Data entries:

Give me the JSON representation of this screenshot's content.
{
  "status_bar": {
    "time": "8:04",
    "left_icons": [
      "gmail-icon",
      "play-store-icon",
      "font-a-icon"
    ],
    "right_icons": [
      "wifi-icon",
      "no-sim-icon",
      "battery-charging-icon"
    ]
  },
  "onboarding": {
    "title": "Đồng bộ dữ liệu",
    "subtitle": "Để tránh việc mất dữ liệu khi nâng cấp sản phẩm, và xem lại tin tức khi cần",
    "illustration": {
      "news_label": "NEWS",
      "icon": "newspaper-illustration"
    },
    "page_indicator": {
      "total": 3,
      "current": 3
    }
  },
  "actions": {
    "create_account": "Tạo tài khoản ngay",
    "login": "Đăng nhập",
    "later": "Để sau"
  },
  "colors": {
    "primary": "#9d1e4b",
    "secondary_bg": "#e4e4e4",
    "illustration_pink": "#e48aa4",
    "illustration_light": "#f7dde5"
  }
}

* * *

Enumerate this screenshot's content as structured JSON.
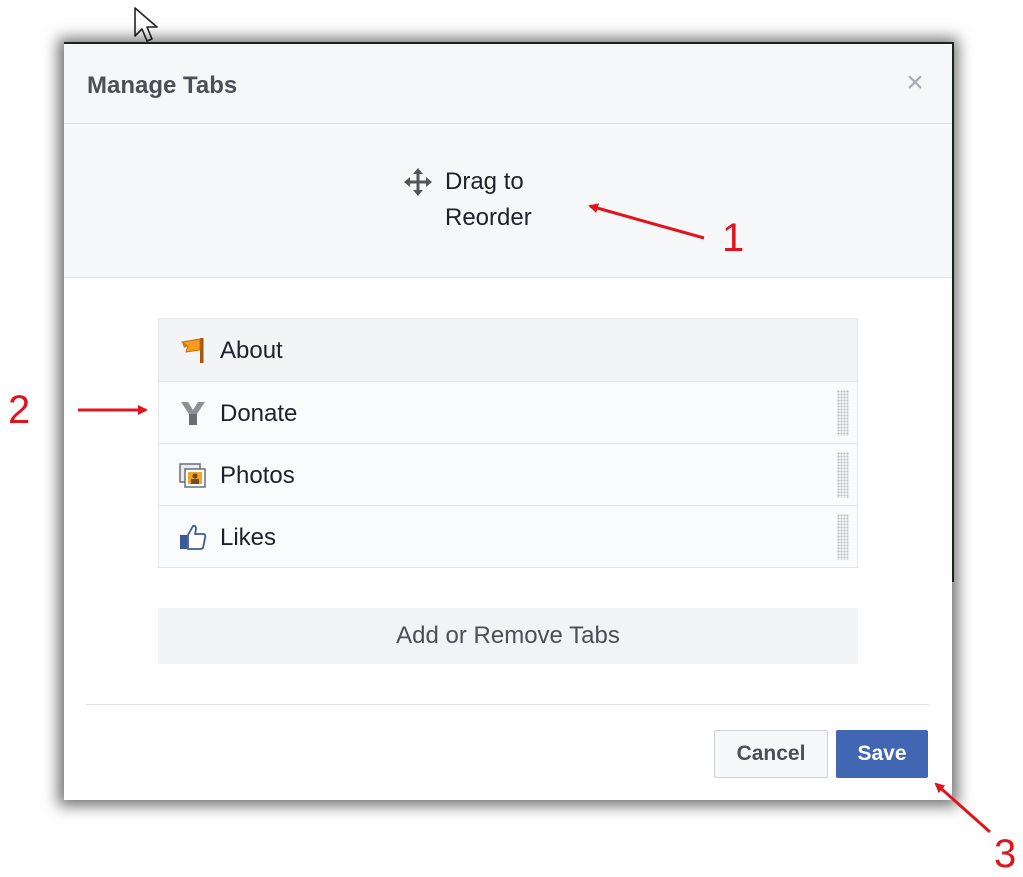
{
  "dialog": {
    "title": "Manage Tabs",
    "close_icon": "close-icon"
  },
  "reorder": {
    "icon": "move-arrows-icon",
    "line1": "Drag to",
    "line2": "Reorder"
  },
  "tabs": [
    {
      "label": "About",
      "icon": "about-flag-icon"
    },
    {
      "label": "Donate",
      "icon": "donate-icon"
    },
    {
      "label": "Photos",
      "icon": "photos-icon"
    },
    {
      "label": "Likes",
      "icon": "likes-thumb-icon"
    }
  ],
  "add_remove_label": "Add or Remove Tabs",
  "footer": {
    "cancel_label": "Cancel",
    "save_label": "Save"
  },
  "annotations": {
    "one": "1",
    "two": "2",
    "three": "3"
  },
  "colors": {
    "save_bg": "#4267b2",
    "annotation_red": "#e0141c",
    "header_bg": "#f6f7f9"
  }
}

==

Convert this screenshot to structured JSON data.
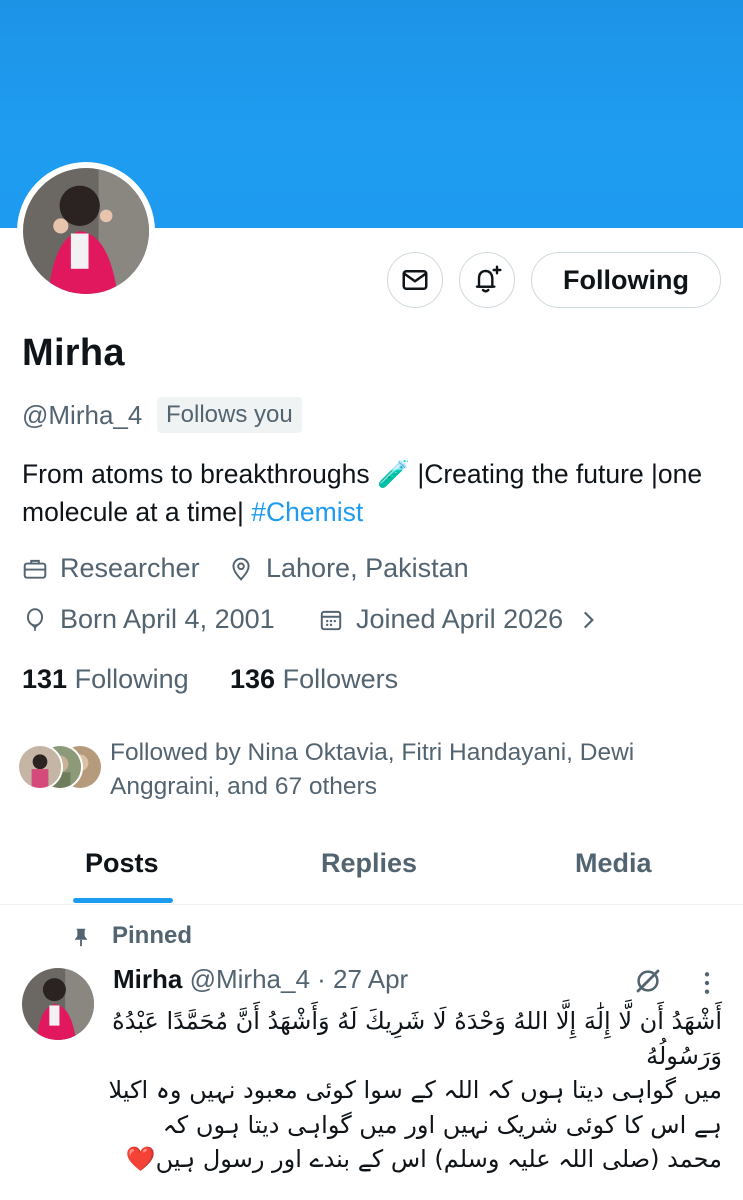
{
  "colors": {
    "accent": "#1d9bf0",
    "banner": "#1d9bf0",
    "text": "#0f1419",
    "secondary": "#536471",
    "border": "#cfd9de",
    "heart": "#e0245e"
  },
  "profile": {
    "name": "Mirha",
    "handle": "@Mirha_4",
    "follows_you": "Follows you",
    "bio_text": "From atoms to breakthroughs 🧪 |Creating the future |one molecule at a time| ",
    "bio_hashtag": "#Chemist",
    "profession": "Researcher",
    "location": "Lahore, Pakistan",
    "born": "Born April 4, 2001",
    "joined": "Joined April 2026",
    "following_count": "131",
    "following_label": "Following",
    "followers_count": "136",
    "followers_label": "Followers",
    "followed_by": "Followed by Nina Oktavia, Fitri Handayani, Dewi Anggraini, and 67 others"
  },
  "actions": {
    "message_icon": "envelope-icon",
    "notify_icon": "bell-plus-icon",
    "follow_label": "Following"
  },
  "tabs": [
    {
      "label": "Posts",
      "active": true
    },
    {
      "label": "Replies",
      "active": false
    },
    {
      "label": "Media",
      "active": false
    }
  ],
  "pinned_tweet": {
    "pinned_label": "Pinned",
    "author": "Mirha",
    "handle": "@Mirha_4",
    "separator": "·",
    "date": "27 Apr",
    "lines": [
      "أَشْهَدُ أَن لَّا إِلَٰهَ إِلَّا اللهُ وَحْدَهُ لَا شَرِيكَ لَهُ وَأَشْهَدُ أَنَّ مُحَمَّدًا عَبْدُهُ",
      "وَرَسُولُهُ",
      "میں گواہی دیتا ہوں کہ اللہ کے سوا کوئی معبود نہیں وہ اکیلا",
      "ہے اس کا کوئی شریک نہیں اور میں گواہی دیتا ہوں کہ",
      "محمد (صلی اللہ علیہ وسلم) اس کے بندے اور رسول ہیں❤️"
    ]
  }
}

Task prompt.
Tell how many lines hold the string "structured", giving the number and nothing else.

Answer to the exercise.
2